WHAT YOU ARE ASKED TO DO ▸ Restate the full listing word for word and leave the pictures out.

(Records from a dataset)
--

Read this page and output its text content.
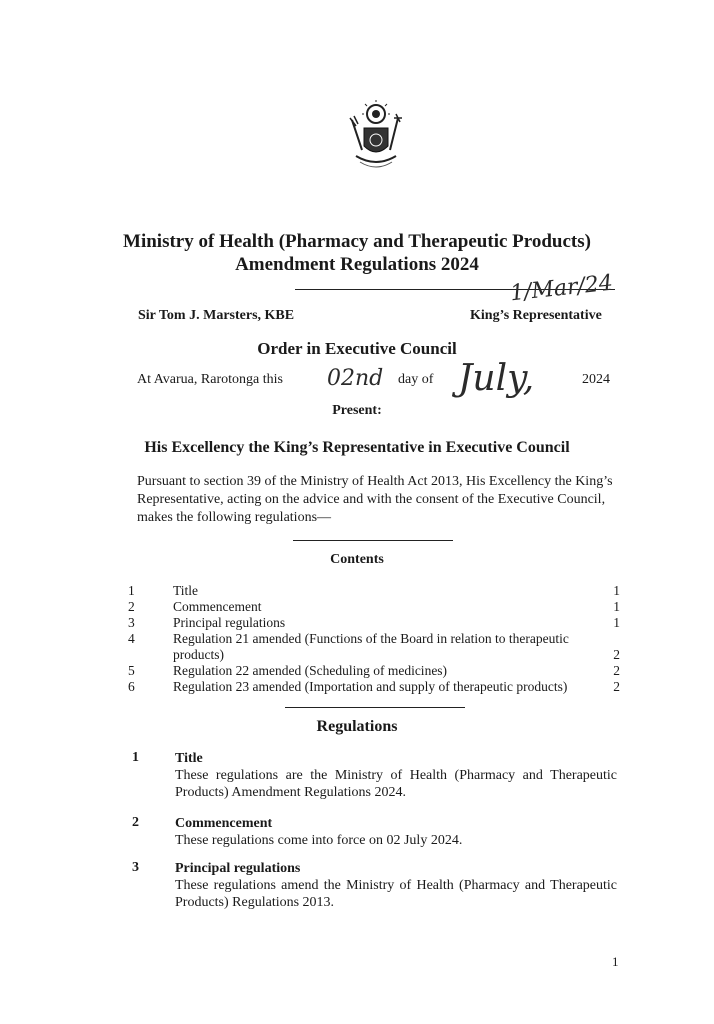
Ministry of Health (Pharmacy and Therapeutic Products)
Amendment Regulations 2024
1/Mar/24
Sir Tom J. Marsters, KBE	King’s Representative
Order in Executive Council
At Avarua, Rarotonga this 02nd day of July,	2024
Present:
His Excellency the King’s Representative in Executive Council
Pursuant to section 39 of the Ministry of Health Act 2013, His Excellency the King’s Representative, acting on the advice and with the consent of the Executive Council, makes the following regulations—
Contents
1	Title	1
2	Commencement	1
3	Principal regulations	1
4	Regulation 21 amended (Functions of the Board in relation to therapeutic products)	2
5	Regulation 22 amended (Scheduling of medicines)	2
6	Regulation 23 amended (Importation and supply of therapeutic products)	2
Regulations
1	Title
These regulations are the Ministry of Health (Pharmacy and Therapeutic Products) Amendment Regulations 2024.
2	Commencement
These regulations come into force on 02 July 2024.
3	Principal regulations
These regulations amend the Ministry of Health (Pharmacy and Therapeutic Products) Regulations 2013.
1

--

SOLUTION TO THE EXERCISE ▸
Read this page and output its text content.
Ministry of Health (Pharmacy and Therapeutic Products)
Amendment Regulations 2024
1/Mar/24
Sir Tom J. Marsters, KBE	King’s Representative
Order in Executive Council
At Avarua, Rarotonga this 02nd day of July,	2024
Present:
His Excellency the King’s Representative in Executive Council
Pursuant to section 39 of the Ministry of Health Act 2013, His Excellency the King’s Representative, acting on the advice and with the consent of the Executive Council, makes the following regulations—
Contents
1	Title	1
2	Commencement	1
3	Principal regulations	1
4	Regulation 21 amended (Functions of the Board in relation to therapeutic products)	2
5	Regulation 22 amended (Scheduling of medicines)	2
6	Regulation 23 amended (Importation and supply of therapeutic products)	2
Regulations
1	Title
These regulations are the Ministry of Health (Pharmacy and Therapeutic Products) Amendment Regulations 2024.
2	Commencement
These regulations come into force on 02 July 2024.
3	Principal regulations
These regulations amend the Ministry of Health (Pharmacy and Therapeutic Products) Regulations 2013.
1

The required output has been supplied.